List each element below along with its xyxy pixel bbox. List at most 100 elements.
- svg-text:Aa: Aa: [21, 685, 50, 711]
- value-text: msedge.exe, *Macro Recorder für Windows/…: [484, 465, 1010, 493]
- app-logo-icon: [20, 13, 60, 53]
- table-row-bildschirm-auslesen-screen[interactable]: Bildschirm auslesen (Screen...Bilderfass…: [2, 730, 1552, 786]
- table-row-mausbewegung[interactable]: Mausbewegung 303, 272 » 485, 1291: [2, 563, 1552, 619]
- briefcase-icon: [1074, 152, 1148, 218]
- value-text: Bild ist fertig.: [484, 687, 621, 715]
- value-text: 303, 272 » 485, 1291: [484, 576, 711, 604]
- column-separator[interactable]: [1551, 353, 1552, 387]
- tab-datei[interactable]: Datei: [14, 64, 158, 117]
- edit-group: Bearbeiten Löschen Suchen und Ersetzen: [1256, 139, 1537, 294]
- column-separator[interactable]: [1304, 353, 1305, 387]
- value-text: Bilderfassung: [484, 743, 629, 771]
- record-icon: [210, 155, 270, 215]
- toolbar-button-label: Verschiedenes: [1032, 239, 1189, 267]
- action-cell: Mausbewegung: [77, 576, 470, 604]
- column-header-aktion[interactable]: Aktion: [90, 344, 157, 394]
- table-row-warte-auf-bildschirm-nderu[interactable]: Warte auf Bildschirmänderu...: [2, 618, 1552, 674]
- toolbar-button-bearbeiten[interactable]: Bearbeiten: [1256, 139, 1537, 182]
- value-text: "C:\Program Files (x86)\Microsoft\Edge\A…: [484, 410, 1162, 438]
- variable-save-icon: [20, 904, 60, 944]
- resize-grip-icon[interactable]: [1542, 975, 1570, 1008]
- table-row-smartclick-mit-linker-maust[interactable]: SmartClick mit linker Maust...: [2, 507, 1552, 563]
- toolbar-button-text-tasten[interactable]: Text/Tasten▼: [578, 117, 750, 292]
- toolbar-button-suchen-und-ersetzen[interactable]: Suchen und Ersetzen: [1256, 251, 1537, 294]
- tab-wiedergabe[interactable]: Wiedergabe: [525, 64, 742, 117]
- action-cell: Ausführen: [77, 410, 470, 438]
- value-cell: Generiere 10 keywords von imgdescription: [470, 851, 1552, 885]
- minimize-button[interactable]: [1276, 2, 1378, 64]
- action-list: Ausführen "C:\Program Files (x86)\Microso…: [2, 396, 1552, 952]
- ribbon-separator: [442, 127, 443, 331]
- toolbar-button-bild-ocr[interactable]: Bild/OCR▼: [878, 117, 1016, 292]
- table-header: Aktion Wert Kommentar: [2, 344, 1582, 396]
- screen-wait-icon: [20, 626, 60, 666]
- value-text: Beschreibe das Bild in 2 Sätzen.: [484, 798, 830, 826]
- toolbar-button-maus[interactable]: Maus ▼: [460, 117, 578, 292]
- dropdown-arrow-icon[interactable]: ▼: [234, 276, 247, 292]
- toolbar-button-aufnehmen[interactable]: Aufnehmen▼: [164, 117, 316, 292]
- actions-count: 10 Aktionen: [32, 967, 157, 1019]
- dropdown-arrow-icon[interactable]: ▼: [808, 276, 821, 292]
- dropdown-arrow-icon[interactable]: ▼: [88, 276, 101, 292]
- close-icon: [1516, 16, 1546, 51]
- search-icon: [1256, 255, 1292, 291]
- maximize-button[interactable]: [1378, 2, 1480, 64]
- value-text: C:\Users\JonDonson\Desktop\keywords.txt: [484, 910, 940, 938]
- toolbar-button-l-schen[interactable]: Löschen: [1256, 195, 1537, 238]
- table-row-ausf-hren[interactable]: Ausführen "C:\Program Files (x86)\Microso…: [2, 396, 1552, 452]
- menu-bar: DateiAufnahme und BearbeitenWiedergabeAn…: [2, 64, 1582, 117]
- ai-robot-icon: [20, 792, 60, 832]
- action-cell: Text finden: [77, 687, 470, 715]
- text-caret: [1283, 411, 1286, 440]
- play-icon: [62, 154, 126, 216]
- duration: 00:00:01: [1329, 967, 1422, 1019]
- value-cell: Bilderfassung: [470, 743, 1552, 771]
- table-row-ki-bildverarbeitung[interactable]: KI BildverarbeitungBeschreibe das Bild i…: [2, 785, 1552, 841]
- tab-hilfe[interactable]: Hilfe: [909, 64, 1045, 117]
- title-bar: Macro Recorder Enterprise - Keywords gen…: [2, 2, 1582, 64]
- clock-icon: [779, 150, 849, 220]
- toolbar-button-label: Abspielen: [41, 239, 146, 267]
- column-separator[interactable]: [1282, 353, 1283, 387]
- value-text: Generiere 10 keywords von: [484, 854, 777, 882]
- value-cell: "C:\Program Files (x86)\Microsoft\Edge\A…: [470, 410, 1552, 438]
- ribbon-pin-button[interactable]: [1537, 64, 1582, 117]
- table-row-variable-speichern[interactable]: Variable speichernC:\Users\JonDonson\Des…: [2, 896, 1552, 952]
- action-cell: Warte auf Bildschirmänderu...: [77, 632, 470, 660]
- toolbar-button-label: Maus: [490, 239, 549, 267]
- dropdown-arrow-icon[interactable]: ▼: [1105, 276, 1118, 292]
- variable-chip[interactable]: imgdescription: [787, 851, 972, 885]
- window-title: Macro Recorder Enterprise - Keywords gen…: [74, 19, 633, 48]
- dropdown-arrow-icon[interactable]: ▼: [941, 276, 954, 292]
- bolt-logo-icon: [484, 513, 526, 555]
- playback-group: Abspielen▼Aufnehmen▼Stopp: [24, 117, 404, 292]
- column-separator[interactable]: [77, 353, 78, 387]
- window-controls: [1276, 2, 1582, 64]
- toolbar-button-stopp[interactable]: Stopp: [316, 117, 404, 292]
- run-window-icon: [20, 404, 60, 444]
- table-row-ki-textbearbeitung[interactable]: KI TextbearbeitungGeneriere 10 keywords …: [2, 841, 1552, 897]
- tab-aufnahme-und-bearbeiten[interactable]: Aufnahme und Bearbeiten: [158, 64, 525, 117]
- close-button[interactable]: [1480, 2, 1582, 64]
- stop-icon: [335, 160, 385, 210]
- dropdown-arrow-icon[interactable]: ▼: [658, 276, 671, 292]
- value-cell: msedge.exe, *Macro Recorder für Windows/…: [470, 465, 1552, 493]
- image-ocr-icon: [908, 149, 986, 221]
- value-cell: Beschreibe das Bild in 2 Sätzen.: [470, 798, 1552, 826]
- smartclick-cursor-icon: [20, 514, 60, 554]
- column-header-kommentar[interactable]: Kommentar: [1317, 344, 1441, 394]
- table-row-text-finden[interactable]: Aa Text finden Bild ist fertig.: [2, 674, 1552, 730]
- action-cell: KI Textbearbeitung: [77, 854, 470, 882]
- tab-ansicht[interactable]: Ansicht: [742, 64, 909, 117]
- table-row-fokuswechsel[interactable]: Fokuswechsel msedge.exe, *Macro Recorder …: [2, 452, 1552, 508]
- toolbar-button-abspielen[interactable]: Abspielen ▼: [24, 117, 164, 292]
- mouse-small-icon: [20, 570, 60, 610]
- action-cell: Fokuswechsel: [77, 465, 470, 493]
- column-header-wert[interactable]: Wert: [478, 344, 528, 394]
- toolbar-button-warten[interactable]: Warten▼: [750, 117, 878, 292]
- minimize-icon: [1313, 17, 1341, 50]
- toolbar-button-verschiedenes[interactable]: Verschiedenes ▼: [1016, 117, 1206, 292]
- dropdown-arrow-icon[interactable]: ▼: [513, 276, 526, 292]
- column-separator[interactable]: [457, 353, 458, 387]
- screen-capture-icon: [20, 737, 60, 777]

• Written task: Express every line of the records above as a JSON list of strings, one string per line, with blank lines omitted.

• Output for this exercise:
[
  "List each element below along with its xyxy pixel bbox. List at most 100 elements.",
  "- svg-text:Aa: Aa: [21, 685, 50, 711]",
  "- value-text: msedge.exe, *Macro Recorder für Windows/…: [484, 465, 1010, 493]",
  "- app-logo-icon: [20, 13, 60, 53]",
  "- table-row-bildschirm-auslesen-screen[interactable]: Bildschirm auslesen (Screen...Bilderfass…: [2, 730, 1552, 786]",
  "- table-row-mausbewegung[interactable]: Mausbewegung 303, 272 » 485, 1291: [2, 563, 1552, 619]",
  "- briefcase-icon: [1074, 152, 1148, 218]",
  "- value-text: Bild ist fertig.: [484, 687, 621, 715]",
  "- value-text: 303, 272 » 485, 1291: [484, 576, 711, 604]",
  "- column-separator[interactable]: [1551, 353, 1552, 387]",
  "- tab-datei[interactable]: Datei: [14, 64, 158, 117]",
  "- edit-group: Bearbeiten Löschen Suchen und Ersetzen: [1256, 139, 1537, 294]",
  "- column-separator[interactable]: [1304, 353, 1305, 387]",
  "- value-text: Bilderfassung: [484, 743, 629, 771]",
  "- record-icon: [210, 155, 270, 215]",
  "- toolbar-button-label: Verschiedenes: [1032, 239, 1189, 267]",
  "- action-cell: Mausbewegung: [77, 576, 470, 604]",
  "- column-header-aktion[interactable]: Aktion: [90, 344, 157, 394]",
  "- table-row-warte-auf-bildschirm-nderu[interactable]: Warte auf Bildschirmänderu...: [2, 618, 1552, 674]",
  "- toolbar-button-bearbeiten[interactable]: Bearbeiten: [1256, 139, 1537, 182]",
  "- value-text: \"C:\\Program Files (x86)\\Microsoft\\Edge\\A…: [484, 410, 1162, 438]",
  "- variable-save-icon: [20, 904, 60, 944]",
  "- resize-grip-icon[interactable]: [1542, 975, 1570, 1008]",
  "- table-row-smartclick-mit-linker-maust[interactable]: SmartClick mit linker Maust...: [2, 507, 1552, 563]",
  "- toolbar-button-text-tasten[interactable]: Text/Tasten▼: [578, 117, 750, 292]",
  "- toolbar-button-suchen-und-ersetzen[interactable]: Suchen und Ersetzen: [1256, 251, 1537, 294]",
  "- tab-wiedergabe[interactable]: Wiedergabe: [525, 64, 742, 117]",
  "- action-cell: Ausführen: [77, 410, 470, 438]",
  "- value-cell: Generiere 10 keywords von imgdescription: [470, 851, 1552, 885]",
  "- minimize-button[interactable]: [1276, 2, 1378, 64]",
  "- action-list: Ausführen \"C:\\Program Files (x86)\\Microso…: [2, 396, 1552, 952]",
  "- ribbon-separator: [442, 127, 443, 331]",
  "- toolbar-button-bild-ocr[interactable]: Bild/OCR▼: [878, 117, 1016, 292]",
  "- table-header: Aktion Wert Kommentar: [2, 344, 1582, 396]",
  "- screen-wait-icon: [20, 626, 60, 666]",
  "- value-text: Beschreibe das Bild in 2 Sätzen.: [484, 798, 830, 826]",
  "- toolbar-button-maus[interactable]: Maus ▼: [460, 117, 578, 292]",
  "- dropdown-arrow-icon[interactable]: ▼: [234, 276, 247, 292]",
  "- toolbar-button-aufnehmen[interactable]: Aufnehmen▼: [164, 117, 316, 292]",
  "- actions-count: 10 Aktionen: [32, 967, 157, 1019]",
  "- dropdown-arrow-icon[interactable]: ▼: [808, 276, 821, 292]",
  "- dropdown-arrow-icon[interactable]: ▼: [88, 276, 101, 292]",
  "- close-icon: [1516, 16, 1546, 51]",
  "- search-icon: [1256, 255, 1292, 291]",
  "- maximize-button[interactable]: [1378, 2, 1480, 64]",
  "- value-text: C:\\Users\\JonDonson\\Desktop\\keywords.txt: [484, 910, 940, 938]",
  "- toolbar-button-l-schen[interactable]: Löschen: [1256, 195, 1537, 238]",
  "- table-row-ausf-hren[interactable]: Ausführen \"C:\\Program Files (x86)\\Microso…: [2, 396, 1552, 452]",
  "- menu-bar: DateiAufnahme und BearbeitenWiedergabeAn…: [2, 64, 1582, 117]",
  "- ai-robot-icon: [20, 792, 60, 832]",
  "- action-cell: Text finden: [77, 687, 470, 715]",
  "- text-caret: [1283, 411, 1286, 440]",
  "- play-icon: [62, 154, 126, 216]",
  "- duration: 00:00:01: [1329, 967, 1422, 1019]",
  "- value-cell: Bilderfassung: [470, 743, 1552, 771]",
  "- table-row-ki-bildverarbeitung[interactable]: KI BildverarbeitungBeschreibe das Bild i…: [2, 785, 1552, 841]",
  "- tab-hilfe[interactable]: Hilfe: [909, 64, 1045, 117]",
  "- title-bar: Macro Recorder Enterprise - Keywords gen…: [2, 2, 1582, 64]",
  "- clock-icon: [779, 150, 849, 220]",
  "- toolbar-button-label: Abspielen: [41, 239, 146, 267]",
  "- column-separator[interactable]: [1282, 353, 1283, 387]",
  "- value-text: Generiere 10 keywords von: [484, 854, 777, 882]",
  "- value-cell: \"C:\\Program Files (x86)\\Microsoft\\Edge\\A…: [470, 410, 1552, 438]",
  "- ribbon-pin-button[interactable]: [1537, 64, 1582, 117]",
  "- table-row-variable-speichern[interactable]: Variable speichernC:\\Users\\JonDonson\\Des…: [2, 896, 1552, 952]",
  "- action-cell: Warte auf Bildschirmänderu...: [77, 632, 470, 660]",
  "- toolbar-button-label: Maus: [490, 239, 549, 267]",
  "- dropdown-arrow-icon[interactable]: ▼: [1105, 276, 1118, 292]",
  "- variable-chip[interactable]: imgdescription: [787, 851, 972, 885]",
  "- window-title: Macro Recorder Enterprise - Keywords gen…: [74, 19, 633, 48]",
  "- dropdown-arrow-icon[interactable]: ▼: [941, 276, 954, 292]",
  "- bolt-logo-icon: [484, 513, 526, 555]",
  "- playback-group: Abspielen▼Aufnehmen▼Stopp: [24, 117, 404, 292]",
  "- column-separator[interactable]: [77, 353, 78, 387]",
  "- window-controls: [1276, 2, 1582, 64]",
  "- toolbar-button-stopp[interactable]: Stopp: [316, 117, 404, 292]",
  "- run-window-icon: [20, 404, 60, 444]",
  "- table-row-ki-textbearbeitung[interactable]: KI TextbearbeitungGeneriere 10 keywords …: [2, 841, 1552, 897]",
  "- tab-aufnahme-und-bearbeiten[interactable]: Aufnahme und Bearbeiten: [158, 64, 525, 117]",
  "- close-button[interactable]: [1480, 2, 1582, 64]",
  "- stop-icon: [335, 160, 385, 210]",
  "- dropdown-arrow-icon[interactable]: ▼: [658, 276, 671, 292]",
  "- value-cell: msedge.exe, *Macro Recorder für Windows/…: [470, 465, 1552, 493]",
  "- image-ocr-icon: [908, 149, 986, 221]",
  "- value-cell: Beschreibe das Bild in 2 Sätzen.: [470, 798, 1552, 826]",
  "- smartclick-cursor-icon: [20, 514, 60, 554]",
  "- column-header-kommentar[interactable]: Kommentar: [1317, 344, 1441, 394]",
  "- table-row-text-finden[interactable]: Aa Text finden Bild ist fertig.: [2, 674, 1552, 730]",
  "- action-cell: KI Textbearbeitung: [77, 854, 470, 882]",
  "- tab-ansicht[interactable]: Ansicht: [742, 64, 909, 117]",
  "- table-row-fokuswechsel[interactable]: Fokuswechsel msedge.exe, *Macro Recorder …: [2, 452, 1552, 508]",
  "- toolbar-button-abspielen[interactable]: Abspielen ▼: [24, 117, 164, 292]",
  "- mouse-small-icon: [20, 570, 60, 610]",
  "- action-cell: Fokuswechsel: [77, 465, 470, 493]",
  "- column-header-wert[interactable]: Wert: [478, 344, 528, 394]",
  "- toolbar-button-warten[interactable]: Warten▼: [750, 117, 878, 292]",
  "- minimize-icon: [1313, 17, 1341, 50]",
  "- toolbar-button-verschiedenes[interactable]: Verschiedenes ▼: [1016, 117, 1206, 292]",
  "- dropdown-arrow-icon[interactable]: ▼: [513, 276, 526, 292]",
  "- column-separator[interactable]: [457, 353, 458, 387]",
  "- screen-capture-icon: [20, 737, 60, 777]"
]